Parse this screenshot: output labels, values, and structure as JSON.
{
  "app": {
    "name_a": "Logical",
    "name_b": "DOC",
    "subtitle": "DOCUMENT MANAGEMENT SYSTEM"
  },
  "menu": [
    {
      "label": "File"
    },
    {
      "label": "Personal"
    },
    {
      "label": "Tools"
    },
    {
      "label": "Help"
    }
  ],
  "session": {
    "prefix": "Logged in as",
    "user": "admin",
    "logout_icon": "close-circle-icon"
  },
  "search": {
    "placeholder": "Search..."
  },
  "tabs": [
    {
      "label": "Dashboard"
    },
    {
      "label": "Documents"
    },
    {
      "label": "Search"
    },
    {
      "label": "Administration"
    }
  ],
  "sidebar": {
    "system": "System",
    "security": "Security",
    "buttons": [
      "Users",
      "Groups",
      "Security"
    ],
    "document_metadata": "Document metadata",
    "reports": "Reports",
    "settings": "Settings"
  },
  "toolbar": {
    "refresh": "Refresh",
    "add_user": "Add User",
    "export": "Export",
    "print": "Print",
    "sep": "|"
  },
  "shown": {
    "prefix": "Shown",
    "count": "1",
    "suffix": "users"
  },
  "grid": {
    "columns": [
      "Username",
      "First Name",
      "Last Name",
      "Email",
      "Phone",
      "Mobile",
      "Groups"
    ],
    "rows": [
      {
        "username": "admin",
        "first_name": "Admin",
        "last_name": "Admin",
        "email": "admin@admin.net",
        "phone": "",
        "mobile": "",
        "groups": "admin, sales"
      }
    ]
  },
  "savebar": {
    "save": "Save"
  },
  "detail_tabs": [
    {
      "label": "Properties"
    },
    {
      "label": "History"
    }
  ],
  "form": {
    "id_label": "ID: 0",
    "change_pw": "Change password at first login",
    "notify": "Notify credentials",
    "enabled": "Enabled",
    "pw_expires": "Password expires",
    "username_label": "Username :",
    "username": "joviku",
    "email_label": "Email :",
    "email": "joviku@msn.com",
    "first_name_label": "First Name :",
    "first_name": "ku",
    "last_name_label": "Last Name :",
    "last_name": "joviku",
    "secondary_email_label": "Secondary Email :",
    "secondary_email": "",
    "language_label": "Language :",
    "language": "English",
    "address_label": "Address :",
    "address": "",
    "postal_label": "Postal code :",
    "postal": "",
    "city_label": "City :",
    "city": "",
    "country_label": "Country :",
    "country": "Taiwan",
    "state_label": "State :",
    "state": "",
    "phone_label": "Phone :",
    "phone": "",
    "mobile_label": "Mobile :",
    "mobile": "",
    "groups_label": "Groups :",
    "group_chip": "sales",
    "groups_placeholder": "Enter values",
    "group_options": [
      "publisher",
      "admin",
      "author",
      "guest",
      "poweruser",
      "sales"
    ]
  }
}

####

Exercise directions: Reproduce the listing above word for word.

Solution for this problem:
Parse this screenshot: output labels, values, and structure as JSON.
{
  "app": {
    "name_a": "Logical",
    "name_b": "DOC",
    "subtitle": "DOCUMENT MANAGEMENT SYSTEM"
  },
  "menu": [
    {
      "label": "File"
    },
    {
      "label": "Personal"
    },
    {
      "label": "Tools"
    },
    {
      "label": "Help"
    }
  ],
  "session": {
    "prefix": "Logged in as",
    "user": "admin",
    "logout_icon": "close-circle-icon"
  },
  "search": {
    "placeholder": "Search..."
  },
  "tabs": [
    {
      "label": "Dashboard"
    },
    {
      "label": "Documents"
    },
    {
      "label": "Search"
    },
    {
      "label": "Administration"
    }
  ],
  "sidebar": {
    "system": "System",
    "security": "Security",
    "buttons": [
      "Users",
      "Groups",
      "Security"
    ],
    "document_metadata": "Document metadata",
    "reports": "Reports",
    "settings": "Settings"
  },
  "toolbar": {
    "refresh": "Refresh",
    "add_user": "Add User",
    "export": "Export",
    "print": "Print",
    "sep": "|"
  },
  "shown": {
    "prefix": "Shown",
    "count": "1",
    "suffix": "users"
  },
  "grid": {
    "columns": [
      "Username",
      "First Name",
      "Last Name",
      "Email",
      "Phone",
      "Mobile",
      "Groups"
    ],
    "rows": [
      {
        "username": "admin",
        "first_name": "Admin",
        "last_name": "Admin",
        "email": "admin@admin.net",
        "phone": "",
        "mobile": "",
        "groups": "admin, sales"
      }
    ]
  },
  "savebar": {
    "save": "Save"
  },
  "detail_tabs": [
    {
      "label": "Properties"
    },
    {
      "label": "History"
    }
  ],
  "form": {
    "id_label": "ID: 0",
    "change_pw": "Change password at first login",
    "notify": "Notify credentials",
    "enabled": "Enabled",
    "pw_expires": "Password expires",
    "username_label": "Username :",
    "username": "joviku",
    "email_label": "Email :",
    "email": "joviku@msn.com",
    "first_name_label": "First Name :",
    "first_name": "ku",
    "last_name_label": "Last Name :",
    "last_name": "joviku",
    "secondary_email_label": "Secondary Email :",
    "secondary_email": "",
    "language_label": "Language :",
    "language": "English",
    "address_label": "Address :",
    "address": "",
    "postal_label": "Postal code :",
    "postal": "",
    "city_label": "City :",
    "city": "",
    "country_label": "Country :",
    "country": "Taiwan",
    "state_label": "State :",
    "state": "",
    "phone_label": "Phone :",
    "phone": "",
    "mobile_label": "Mobile :",
    "mobile": "",
    "groups_label": "Groups :",
    "group_chip": "sales",
    "groups_placeholder": "Enter values",
    "group_options": [
      "publisher",
      "admin",
      "author",
      "guest",
      "poweruser",
      "sales"
    ]
  }
}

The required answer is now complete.